▶ **Supplied records**:
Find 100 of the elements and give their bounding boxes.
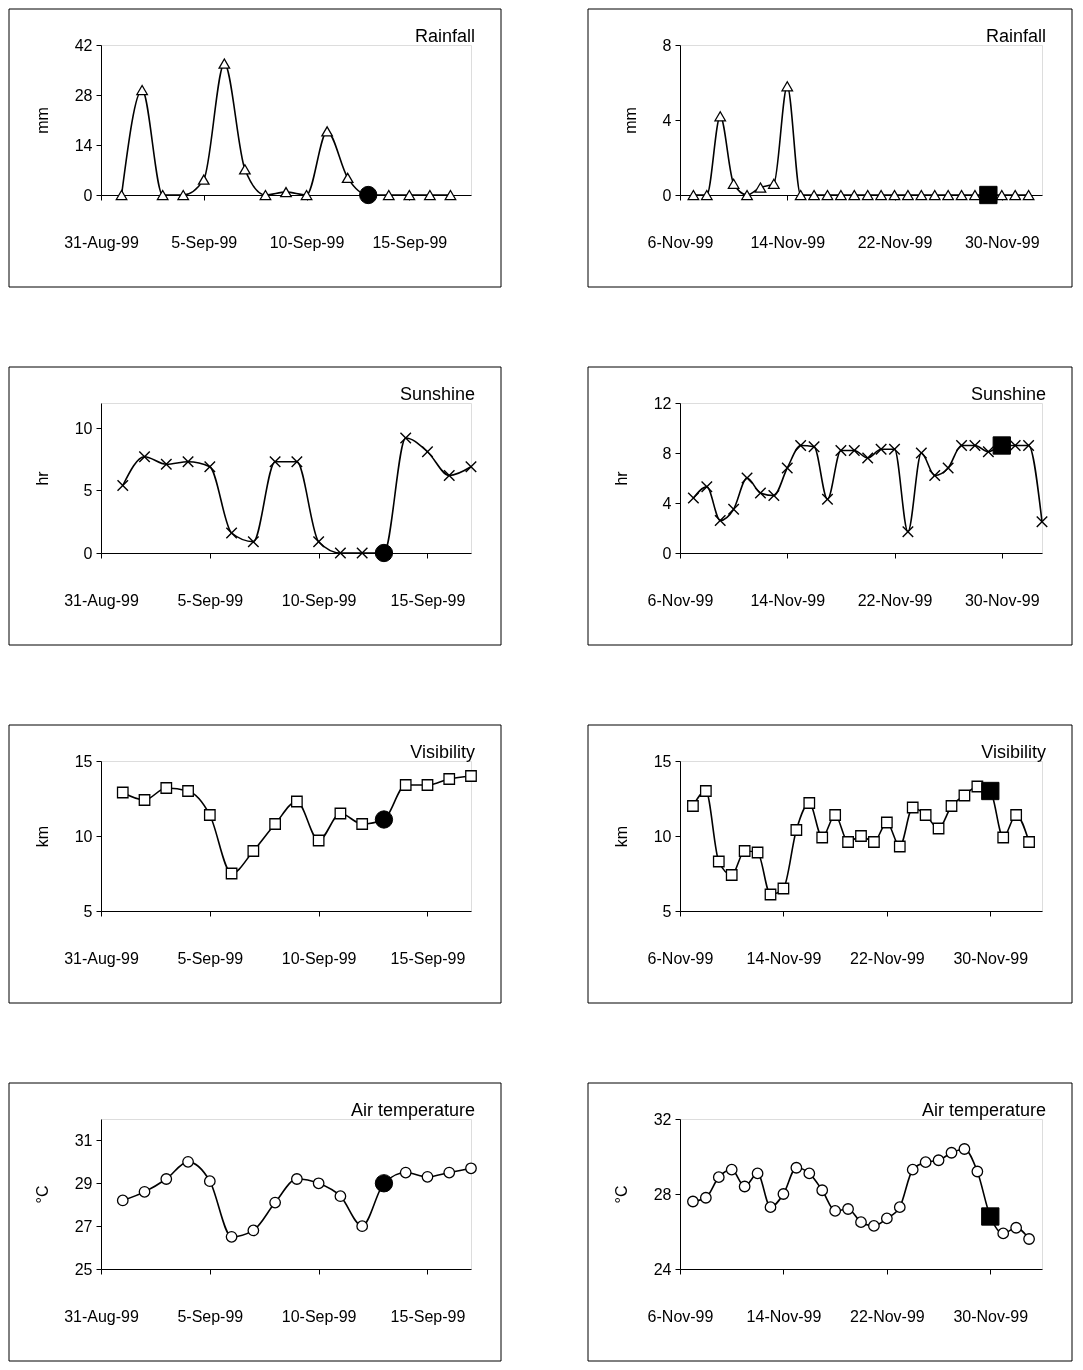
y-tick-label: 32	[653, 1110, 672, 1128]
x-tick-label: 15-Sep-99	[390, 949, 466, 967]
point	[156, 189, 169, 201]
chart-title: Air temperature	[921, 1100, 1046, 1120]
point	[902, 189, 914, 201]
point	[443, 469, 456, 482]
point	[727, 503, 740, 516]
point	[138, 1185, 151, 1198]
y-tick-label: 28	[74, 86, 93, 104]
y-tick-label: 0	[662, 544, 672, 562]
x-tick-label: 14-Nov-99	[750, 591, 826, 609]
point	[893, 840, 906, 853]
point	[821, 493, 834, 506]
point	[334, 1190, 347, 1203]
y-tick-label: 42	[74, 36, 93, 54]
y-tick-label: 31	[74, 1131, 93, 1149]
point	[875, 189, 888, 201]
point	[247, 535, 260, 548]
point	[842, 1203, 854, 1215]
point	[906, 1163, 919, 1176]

▶ **Prompt**:
Rewrite the entries above, putting "marker" wherever "point" appears and keeping everything else the same. Leave out the pictures.

▶ **Problem solution**:
Find 100 of the elements and give their bounding boxes.
y-tick-label: 32	[653, 1110, 672, 1128]
x-tick-label: 15-Sep-99	[390, 949, 466, 967]
marker	[156, 189, 169, 201]
chart-title: Air temperature	[921, 1100, 1046, 1120]
marker	[902, 189, 914, 201]
marker	[443, 469, 456, 482]
marker	[727, 503, 740, 516]
marker	[138, 1185, 151, 1198]
y-tick-label: 28	[74, 86, 93, 104]
y-tick-label: 0	[662, 544, 672, 562]
x-tick-label: 14-Nov-99	[750, 591, 826, 609]
marker	[893, 840, 906, 853]
marker	[821, 493, 834, 506]
marker	[334, 1190, 347, 1203]
y-tick-label: 42	[74, 36, 93, 54]
y-tick-label: 31	[74, 1131, 93, 1149]
marker	[875, 189, 888, 201]
marker	[247, 535, 260, 548]
marker	[842, 1203, 854, 1215]
marker	[906, 1163, 919, 1176]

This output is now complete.